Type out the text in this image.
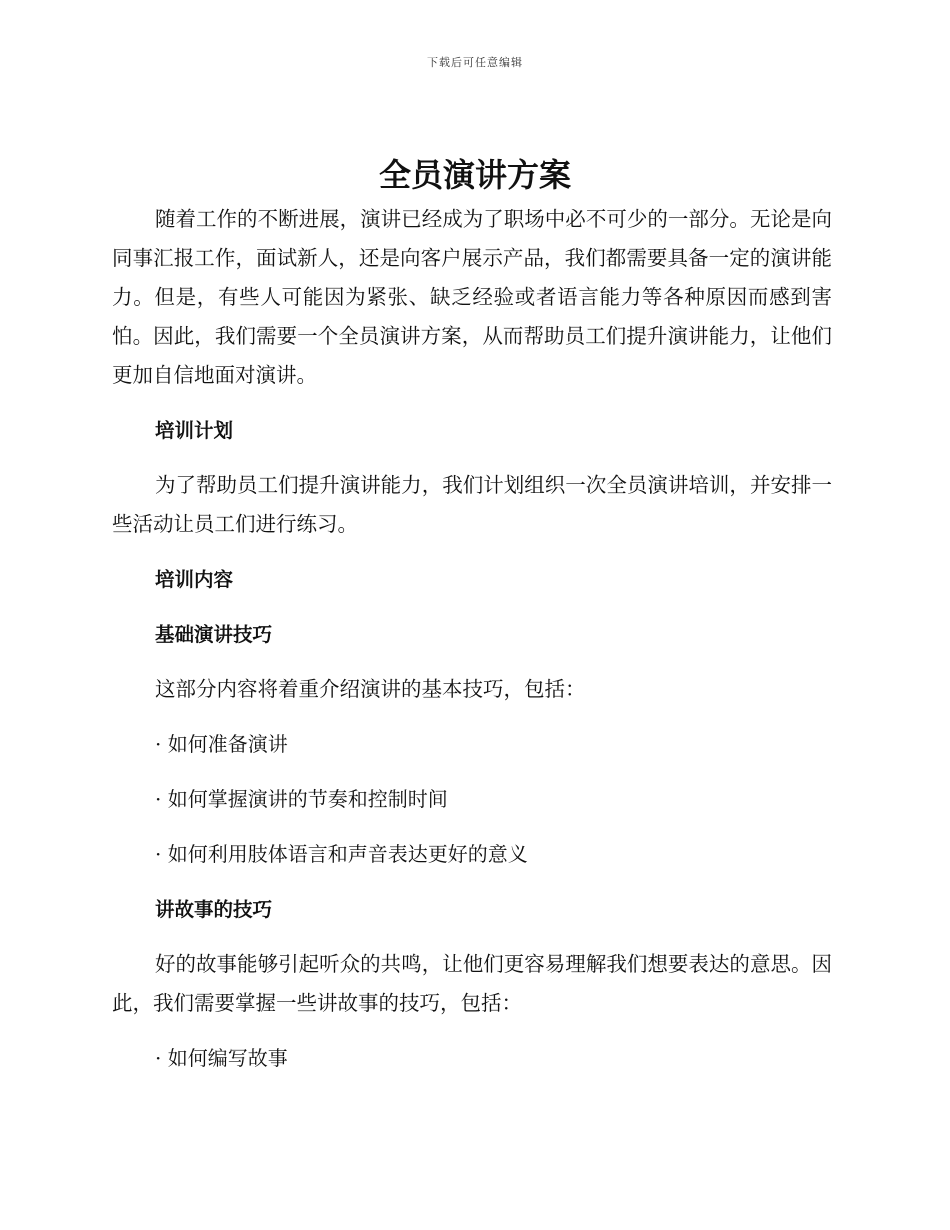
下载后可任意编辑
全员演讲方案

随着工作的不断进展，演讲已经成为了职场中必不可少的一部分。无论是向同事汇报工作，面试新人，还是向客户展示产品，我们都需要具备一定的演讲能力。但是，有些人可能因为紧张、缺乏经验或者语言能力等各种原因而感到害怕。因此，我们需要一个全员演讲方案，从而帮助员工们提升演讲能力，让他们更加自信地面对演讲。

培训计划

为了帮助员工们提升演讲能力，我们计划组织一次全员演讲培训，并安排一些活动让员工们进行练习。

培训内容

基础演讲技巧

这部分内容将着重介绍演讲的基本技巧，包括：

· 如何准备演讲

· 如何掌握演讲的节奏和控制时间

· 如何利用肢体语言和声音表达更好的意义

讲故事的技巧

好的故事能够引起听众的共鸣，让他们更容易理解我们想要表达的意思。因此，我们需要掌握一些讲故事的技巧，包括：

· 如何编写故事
+++++
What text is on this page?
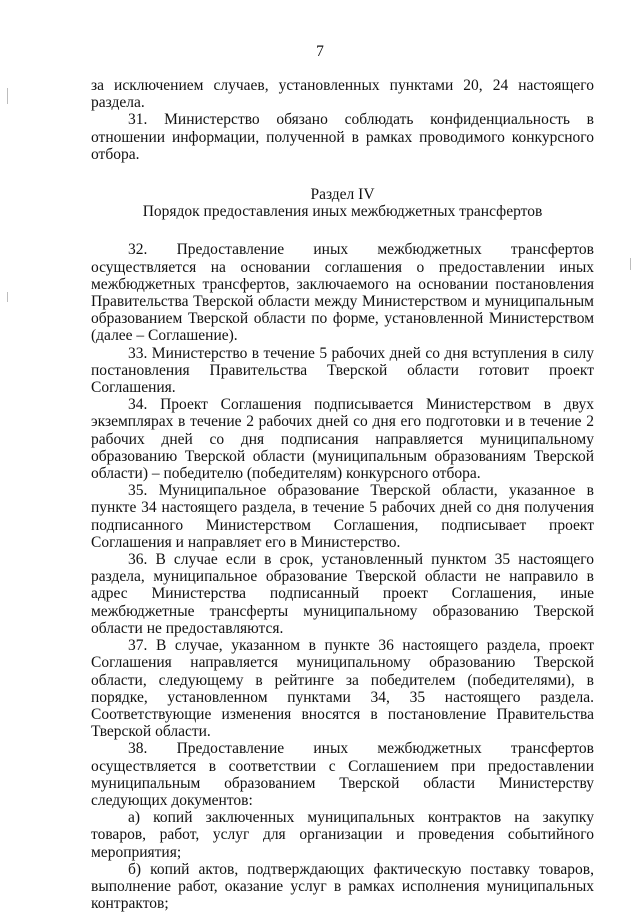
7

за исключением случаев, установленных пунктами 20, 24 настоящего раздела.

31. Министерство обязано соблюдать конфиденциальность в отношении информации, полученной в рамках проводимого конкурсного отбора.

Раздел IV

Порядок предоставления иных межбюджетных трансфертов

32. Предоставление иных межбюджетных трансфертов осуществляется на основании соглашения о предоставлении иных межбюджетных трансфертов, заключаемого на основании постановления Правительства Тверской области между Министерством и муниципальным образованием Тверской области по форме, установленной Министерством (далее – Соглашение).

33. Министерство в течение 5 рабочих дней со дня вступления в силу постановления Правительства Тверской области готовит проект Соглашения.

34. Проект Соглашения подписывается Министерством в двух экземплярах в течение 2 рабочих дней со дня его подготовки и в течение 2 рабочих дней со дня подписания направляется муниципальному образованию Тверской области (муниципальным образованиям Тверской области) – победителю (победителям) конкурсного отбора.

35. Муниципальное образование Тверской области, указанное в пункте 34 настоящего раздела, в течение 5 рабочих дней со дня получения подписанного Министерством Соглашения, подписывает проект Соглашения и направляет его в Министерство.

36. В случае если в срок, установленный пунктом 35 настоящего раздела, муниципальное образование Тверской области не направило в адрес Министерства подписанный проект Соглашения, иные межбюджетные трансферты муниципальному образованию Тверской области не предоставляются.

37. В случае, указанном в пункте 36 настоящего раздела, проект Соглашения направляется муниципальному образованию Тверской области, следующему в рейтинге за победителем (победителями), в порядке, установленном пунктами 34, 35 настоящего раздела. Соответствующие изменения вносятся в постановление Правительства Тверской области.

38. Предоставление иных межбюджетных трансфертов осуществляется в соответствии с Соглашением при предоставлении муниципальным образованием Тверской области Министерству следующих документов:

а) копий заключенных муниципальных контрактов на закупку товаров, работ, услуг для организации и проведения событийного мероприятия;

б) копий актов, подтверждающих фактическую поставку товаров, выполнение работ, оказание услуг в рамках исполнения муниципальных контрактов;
+++++
*Exercise instructions:* Check every line of the entries above for the word "отбора" and report how many lines contain it, giving the number only.

*Result for this task:* 2